◆ GOAL OF THE EXERCISE ◆
Lines containing the string "this" are to be counted; report only how many there are.
━━━━━ ENTRIES PROVIDED
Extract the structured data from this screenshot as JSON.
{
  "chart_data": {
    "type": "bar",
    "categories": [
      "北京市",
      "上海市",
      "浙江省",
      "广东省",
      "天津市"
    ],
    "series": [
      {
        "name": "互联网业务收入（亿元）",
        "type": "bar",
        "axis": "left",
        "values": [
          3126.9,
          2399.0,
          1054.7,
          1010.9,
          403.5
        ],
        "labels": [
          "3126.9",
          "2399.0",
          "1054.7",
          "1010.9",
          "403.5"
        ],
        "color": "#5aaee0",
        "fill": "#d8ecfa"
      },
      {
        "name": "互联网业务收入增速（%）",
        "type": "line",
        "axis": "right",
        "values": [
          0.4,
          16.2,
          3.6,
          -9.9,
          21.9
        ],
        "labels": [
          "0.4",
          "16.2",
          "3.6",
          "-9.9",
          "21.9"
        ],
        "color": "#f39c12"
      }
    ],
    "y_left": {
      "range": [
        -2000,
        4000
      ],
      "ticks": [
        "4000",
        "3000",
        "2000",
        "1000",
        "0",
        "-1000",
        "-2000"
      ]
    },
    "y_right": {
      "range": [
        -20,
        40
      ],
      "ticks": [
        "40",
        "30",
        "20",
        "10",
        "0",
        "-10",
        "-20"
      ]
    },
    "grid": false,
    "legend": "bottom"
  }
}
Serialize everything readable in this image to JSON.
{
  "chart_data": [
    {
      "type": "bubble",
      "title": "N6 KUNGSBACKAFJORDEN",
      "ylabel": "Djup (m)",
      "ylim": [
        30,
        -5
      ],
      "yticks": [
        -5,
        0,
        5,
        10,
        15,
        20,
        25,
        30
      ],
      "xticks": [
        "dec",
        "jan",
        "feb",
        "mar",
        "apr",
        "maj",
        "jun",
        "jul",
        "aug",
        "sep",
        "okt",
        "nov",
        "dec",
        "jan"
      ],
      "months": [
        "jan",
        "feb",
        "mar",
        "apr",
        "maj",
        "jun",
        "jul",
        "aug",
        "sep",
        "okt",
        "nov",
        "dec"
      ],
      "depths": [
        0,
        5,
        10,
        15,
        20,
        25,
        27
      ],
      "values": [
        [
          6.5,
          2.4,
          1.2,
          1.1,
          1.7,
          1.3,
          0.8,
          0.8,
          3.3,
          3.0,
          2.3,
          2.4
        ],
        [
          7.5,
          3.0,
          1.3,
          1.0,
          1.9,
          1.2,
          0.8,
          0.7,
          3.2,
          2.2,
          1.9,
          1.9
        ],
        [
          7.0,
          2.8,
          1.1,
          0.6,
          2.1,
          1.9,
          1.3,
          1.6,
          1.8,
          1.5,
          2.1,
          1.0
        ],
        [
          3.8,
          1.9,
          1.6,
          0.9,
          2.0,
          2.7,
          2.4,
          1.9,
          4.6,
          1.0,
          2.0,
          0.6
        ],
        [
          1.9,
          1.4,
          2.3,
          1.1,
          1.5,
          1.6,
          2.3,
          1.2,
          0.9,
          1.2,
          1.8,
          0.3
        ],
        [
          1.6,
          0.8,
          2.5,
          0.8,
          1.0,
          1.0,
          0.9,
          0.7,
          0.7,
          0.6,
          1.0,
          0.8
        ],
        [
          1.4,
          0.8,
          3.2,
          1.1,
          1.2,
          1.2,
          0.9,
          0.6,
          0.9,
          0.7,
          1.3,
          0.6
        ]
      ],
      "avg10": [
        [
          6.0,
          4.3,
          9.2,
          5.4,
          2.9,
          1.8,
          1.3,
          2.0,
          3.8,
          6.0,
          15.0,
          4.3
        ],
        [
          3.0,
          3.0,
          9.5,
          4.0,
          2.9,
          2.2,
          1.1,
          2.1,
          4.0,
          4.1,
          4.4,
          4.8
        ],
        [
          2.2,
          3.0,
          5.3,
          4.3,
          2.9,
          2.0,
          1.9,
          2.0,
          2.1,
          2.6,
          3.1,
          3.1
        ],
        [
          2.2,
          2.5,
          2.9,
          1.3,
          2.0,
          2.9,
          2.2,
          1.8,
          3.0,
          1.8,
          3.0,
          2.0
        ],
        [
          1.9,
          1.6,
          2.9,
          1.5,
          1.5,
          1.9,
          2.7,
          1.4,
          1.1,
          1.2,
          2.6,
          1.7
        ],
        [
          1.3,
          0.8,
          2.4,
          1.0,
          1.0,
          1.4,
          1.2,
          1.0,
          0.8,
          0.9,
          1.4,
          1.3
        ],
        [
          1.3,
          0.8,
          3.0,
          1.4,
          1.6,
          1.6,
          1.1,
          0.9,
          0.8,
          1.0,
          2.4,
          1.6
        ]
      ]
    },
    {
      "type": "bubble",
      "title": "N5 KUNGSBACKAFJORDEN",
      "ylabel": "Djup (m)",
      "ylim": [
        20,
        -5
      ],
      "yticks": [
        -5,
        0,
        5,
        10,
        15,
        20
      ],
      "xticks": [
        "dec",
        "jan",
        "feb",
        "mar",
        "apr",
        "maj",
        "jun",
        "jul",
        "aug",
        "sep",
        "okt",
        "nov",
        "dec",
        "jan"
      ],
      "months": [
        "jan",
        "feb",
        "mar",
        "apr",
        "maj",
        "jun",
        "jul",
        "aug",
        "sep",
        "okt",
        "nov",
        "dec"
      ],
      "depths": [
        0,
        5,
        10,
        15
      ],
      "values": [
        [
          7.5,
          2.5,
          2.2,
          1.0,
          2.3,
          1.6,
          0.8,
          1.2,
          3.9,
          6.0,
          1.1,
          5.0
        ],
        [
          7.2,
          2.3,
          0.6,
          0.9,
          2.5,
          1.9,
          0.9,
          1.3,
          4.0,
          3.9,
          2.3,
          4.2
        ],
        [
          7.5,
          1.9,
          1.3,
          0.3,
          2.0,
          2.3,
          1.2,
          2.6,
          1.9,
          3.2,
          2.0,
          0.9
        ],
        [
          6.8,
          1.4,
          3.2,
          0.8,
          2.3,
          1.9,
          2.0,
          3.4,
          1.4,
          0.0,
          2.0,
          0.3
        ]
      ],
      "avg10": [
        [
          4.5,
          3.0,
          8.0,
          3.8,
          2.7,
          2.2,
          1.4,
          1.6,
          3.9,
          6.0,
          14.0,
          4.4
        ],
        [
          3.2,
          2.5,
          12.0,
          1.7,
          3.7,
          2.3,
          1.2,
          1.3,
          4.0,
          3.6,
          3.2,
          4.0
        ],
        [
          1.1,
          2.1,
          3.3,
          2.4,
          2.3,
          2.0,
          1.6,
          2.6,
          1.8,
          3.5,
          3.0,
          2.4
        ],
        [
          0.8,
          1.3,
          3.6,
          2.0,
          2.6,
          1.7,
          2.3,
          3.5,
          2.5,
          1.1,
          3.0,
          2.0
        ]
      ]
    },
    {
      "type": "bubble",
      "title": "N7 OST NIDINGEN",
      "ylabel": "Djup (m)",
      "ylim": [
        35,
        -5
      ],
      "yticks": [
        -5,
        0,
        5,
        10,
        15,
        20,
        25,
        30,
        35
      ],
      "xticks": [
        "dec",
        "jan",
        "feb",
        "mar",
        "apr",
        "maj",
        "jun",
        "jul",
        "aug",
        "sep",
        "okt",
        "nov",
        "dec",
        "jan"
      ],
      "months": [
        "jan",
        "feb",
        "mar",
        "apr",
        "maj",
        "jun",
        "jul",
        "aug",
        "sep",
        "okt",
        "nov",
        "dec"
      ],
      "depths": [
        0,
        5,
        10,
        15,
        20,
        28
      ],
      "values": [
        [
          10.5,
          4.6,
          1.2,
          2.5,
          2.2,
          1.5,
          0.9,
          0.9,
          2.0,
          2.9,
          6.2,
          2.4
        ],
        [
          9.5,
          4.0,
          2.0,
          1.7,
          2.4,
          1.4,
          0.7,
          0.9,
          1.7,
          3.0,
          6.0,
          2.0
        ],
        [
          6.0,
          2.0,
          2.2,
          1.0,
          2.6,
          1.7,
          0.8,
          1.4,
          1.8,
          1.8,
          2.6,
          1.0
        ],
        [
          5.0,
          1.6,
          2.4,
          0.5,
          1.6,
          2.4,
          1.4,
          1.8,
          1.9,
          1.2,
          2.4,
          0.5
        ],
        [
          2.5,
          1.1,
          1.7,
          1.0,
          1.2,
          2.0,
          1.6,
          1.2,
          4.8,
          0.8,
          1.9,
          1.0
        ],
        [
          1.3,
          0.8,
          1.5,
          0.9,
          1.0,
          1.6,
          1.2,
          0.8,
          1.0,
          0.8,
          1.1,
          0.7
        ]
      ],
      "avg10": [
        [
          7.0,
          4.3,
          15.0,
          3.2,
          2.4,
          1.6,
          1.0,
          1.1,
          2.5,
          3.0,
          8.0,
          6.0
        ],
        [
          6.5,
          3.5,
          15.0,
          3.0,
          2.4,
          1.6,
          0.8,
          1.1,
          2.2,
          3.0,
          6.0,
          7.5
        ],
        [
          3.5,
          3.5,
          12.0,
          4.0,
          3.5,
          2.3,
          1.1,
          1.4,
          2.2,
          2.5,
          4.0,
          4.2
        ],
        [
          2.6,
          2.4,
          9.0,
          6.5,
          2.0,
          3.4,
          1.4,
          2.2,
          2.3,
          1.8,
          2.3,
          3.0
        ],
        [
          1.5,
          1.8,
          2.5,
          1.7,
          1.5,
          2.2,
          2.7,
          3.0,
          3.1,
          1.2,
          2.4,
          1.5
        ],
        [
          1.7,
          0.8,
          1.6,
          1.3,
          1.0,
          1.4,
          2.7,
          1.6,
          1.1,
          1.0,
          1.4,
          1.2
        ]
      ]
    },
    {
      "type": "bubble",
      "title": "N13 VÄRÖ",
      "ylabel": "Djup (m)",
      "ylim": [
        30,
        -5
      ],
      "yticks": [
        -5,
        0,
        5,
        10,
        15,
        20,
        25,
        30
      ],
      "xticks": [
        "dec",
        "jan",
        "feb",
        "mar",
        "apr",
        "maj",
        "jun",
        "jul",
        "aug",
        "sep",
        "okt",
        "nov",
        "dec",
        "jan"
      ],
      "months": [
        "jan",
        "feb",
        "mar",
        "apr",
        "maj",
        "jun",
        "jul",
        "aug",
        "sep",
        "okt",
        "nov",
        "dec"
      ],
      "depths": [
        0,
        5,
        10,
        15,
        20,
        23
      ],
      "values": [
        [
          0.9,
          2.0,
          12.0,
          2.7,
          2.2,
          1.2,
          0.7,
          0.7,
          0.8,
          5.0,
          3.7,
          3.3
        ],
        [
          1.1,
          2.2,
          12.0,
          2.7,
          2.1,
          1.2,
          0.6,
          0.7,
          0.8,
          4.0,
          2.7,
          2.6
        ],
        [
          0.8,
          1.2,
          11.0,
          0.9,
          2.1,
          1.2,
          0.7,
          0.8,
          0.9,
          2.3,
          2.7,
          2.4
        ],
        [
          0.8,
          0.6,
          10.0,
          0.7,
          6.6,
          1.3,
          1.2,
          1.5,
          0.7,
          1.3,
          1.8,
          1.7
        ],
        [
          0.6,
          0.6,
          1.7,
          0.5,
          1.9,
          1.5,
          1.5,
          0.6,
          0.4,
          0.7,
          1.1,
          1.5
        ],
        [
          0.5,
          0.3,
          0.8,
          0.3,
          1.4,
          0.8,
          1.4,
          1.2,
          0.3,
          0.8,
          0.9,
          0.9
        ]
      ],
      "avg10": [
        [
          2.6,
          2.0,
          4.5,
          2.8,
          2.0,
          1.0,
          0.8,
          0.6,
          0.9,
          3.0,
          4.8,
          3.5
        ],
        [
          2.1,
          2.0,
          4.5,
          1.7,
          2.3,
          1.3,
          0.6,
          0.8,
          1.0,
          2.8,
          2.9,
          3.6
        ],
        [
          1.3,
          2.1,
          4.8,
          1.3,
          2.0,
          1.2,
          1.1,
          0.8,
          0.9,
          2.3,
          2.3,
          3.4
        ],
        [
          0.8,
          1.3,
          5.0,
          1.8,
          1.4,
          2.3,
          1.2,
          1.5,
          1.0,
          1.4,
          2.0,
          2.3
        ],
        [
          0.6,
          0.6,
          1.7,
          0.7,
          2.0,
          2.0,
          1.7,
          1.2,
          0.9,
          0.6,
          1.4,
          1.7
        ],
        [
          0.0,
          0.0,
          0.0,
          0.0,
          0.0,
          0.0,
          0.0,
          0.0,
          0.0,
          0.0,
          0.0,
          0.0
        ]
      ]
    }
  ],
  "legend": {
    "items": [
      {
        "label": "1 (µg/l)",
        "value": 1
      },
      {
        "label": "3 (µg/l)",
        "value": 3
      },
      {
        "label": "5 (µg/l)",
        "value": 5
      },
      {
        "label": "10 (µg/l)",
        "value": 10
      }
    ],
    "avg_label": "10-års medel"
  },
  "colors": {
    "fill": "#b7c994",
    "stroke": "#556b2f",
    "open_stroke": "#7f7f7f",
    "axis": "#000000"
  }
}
━━━━━━━━━━
◆ SOLVED PROBLEM ◆
2